Lines containing the word "likes" are to be located and copied.

..............................

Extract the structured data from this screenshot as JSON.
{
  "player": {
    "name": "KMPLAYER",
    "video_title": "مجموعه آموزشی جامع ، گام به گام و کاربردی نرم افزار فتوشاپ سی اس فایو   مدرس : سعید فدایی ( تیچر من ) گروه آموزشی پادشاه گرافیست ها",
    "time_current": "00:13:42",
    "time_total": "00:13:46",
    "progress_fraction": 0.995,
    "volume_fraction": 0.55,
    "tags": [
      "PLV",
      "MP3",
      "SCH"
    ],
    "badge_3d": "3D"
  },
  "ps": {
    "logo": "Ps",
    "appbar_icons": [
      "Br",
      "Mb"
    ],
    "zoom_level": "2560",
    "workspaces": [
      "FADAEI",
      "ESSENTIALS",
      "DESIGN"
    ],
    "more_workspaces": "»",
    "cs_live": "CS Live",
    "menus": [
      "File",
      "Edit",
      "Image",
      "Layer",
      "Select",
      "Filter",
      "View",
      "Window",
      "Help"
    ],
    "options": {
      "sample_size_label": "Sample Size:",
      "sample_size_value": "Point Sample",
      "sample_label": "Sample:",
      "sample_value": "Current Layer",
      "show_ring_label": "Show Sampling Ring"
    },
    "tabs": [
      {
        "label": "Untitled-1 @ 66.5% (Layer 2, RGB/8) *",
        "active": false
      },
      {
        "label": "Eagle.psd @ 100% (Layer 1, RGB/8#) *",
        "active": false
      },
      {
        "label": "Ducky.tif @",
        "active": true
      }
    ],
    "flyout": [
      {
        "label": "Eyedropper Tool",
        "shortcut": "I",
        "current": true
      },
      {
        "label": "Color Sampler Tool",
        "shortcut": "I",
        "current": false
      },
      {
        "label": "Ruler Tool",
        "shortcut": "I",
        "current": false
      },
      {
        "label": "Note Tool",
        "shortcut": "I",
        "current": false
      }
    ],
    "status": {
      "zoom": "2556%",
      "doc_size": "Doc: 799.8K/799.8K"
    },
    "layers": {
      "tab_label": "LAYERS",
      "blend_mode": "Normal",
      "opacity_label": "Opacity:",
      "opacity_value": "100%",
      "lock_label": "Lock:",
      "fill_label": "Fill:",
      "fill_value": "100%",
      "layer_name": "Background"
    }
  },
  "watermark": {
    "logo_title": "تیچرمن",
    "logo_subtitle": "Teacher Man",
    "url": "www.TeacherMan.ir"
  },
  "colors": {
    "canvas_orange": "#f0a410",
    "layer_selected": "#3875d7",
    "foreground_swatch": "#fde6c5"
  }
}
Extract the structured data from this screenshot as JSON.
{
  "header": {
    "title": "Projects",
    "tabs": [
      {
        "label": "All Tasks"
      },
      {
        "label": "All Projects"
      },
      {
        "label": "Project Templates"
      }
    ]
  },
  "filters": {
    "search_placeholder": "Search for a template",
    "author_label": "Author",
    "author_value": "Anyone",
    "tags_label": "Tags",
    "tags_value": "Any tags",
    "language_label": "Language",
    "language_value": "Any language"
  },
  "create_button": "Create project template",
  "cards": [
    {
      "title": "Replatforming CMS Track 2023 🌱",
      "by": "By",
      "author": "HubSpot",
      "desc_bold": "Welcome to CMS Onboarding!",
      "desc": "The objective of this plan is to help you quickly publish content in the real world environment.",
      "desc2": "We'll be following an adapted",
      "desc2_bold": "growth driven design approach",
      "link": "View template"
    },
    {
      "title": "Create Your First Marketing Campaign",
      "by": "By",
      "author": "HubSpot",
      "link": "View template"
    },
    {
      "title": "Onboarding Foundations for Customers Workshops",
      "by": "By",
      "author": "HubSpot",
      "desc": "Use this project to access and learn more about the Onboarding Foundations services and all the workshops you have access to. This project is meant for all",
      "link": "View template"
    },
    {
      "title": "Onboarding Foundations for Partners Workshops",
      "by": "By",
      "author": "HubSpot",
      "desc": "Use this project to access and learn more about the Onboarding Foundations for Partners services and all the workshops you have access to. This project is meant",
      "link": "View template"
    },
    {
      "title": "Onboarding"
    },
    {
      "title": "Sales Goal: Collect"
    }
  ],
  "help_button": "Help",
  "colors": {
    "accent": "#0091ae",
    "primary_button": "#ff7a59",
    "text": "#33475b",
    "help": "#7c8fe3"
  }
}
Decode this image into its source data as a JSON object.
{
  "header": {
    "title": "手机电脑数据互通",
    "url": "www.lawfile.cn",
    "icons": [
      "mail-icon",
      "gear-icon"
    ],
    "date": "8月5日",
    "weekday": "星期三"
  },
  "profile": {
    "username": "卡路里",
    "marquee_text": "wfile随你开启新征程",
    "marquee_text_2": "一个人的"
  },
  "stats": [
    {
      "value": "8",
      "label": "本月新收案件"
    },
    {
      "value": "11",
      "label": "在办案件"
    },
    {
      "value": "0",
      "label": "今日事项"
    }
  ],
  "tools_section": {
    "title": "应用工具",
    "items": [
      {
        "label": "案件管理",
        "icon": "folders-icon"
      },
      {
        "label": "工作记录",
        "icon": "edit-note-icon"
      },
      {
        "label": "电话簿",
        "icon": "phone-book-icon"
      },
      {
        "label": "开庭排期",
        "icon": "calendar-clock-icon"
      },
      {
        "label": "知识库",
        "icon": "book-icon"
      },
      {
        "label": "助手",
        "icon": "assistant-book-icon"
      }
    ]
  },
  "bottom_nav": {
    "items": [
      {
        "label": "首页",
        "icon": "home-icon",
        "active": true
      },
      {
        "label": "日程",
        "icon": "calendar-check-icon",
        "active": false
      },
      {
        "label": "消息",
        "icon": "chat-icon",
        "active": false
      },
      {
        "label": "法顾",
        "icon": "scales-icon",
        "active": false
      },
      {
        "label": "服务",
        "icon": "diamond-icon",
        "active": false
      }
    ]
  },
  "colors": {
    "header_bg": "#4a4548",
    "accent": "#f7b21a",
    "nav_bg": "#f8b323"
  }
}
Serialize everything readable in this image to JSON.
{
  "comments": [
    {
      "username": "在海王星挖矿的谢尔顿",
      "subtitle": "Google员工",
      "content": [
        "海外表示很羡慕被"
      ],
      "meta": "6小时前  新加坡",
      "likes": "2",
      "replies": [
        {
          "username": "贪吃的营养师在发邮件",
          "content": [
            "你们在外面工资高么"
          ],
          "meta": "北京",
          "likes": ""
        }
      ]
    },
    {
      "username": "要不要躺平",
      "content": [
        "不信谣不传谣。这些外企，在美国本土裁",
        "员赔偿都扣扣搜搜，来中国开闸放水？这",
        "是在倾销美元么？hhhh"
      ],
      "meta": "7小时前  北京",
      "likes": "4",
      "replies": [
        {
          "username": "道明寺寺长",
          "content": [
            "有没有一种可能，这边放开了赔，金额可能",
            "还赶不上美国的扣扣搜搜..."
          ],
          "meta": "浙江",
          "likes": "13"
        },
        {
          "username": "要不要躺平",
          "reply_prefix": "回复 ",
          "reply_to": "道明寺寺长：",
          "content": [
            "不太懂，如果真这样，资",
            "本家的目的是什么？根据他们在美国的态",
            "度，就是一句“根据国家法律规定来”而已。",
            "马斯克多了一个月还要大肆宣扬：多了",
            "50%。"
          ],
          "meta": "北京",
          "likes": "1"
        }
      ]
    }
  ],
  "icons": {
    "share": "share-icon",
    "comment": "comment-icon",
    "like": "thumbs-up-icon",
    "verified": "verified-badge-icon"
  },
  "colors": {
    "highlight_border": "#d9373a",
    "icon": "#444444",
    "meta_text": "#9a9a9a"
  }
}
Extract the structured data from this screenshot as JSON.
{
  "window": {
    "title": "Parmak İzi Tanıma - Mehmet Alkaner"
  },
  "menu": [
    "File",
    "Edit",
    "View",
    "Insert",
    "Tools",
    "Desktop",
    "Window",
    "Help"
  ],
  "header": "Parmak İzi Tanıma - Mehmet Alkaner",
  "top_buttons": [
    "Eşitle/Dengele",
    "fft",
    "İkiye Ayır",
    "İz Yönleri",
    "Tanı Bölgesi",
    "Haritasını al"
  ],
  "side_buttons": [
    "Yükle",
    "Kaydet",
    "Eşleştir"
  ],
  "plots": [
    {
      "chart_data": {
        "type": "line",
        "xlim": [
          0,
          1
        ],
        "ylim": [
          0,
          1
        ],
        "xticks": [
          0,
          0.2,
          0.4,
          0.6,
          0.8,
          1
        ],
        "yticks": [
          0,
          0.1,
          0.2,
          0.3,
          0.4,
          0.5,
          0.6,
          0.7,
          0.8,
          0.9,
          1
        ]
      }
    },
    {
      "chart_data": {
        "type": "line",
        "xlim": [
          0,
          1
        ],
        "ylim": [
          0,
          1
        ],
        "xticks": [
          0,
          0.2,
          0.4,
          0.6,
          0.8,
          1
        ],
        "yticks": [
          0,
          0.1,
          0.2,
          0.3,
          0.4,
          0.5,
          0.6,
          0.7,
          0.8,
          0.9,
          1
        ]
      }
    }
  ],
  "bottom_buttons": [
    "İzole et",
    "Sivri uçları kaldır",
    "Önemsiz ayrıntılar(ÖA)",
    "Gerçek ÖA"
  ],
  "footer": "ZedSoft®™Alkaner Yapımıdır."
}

..............................

Expected output.
      "likes": "2",
          "likes": ""
      "likes": "4",
          "likes": "13"
          "likes": "1"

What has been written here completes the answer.